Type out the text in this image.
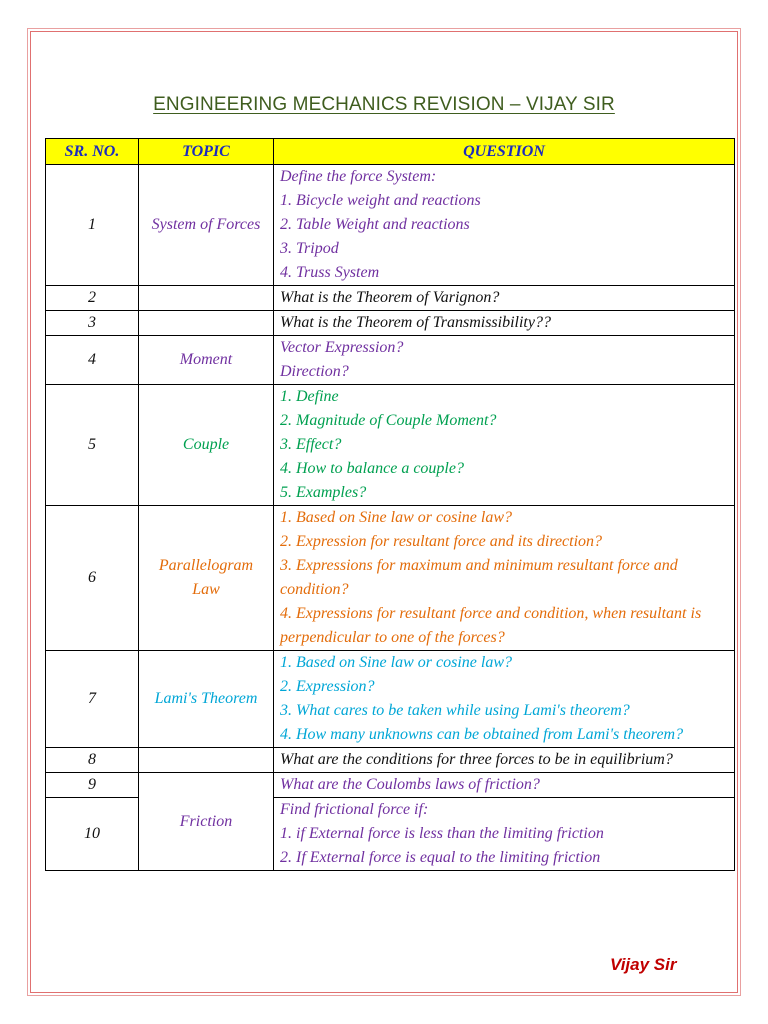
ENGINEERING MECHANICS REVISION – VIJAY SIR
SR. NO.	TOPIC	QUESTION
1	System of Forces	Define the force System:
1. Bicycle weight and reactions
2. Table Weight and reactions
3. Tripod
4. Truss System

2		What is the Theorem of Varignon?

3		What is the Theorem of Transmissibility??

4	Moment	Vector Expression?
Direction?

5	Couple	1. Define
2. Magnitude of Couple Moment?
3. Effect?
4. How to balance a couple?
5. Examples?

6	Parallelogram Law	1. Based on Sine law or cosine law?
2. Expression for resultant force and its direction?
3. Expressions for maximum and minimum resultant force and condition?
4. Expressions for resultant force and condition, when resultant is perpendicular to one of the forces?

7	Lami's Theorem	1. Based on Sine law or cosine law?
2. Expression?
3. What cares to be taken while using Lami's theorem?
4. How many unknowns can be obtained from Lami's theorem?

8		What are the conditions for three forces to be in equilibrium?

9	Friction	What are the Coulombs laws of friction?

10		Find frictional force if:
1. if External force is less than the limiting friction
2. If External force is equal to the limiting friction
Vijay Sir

What the task requires: Except for the pictures, reproduce every line exactly.

Response to this task:
Type out the text in this image.
ENGINEERING MECHANICS REVISION – VIJAY SIR
SR. NO.	TOPIC	QUESTION
1	System of Forces	Define the force System:
1. Bicycle weight and reactions
2. Table Weight and reactions
3. Tripod
4. Truss System

2		What is the Theorem of Varignon?

3		What is the Theorem of Transmissibility??

4	Moment	Vector Expression?
Direction?

5	Couple	1. Define
2. Magnitude of Couple Moment?
3. Effect?
4. How to balance a couple?
5. Examples?

6	Parallelogram Law	1. Based on Sine law or cosine law?
2. Expression for resultant force and its direction?
3. Expressions for maximum and minimum resultant force and condition?
4. Expressions for resultant force and condition, when resultant is perpendicular to one of the forces?

7	Lami's Theorem	1. Based on Sine law or cosine law?
2. Expression?
3. What cares to be taken while using Lami's theorem?
4. How many unknowns can be obtained from Lami's theorem?

8		What are the conditions for three forces to be in equilibrium?

9	Friction	What are the Coulombs laws of friction?

10		Find frictional force if:
1. if External force is less than the limiting friction
2. If External force is equal to the limiting friction
Vijay Sir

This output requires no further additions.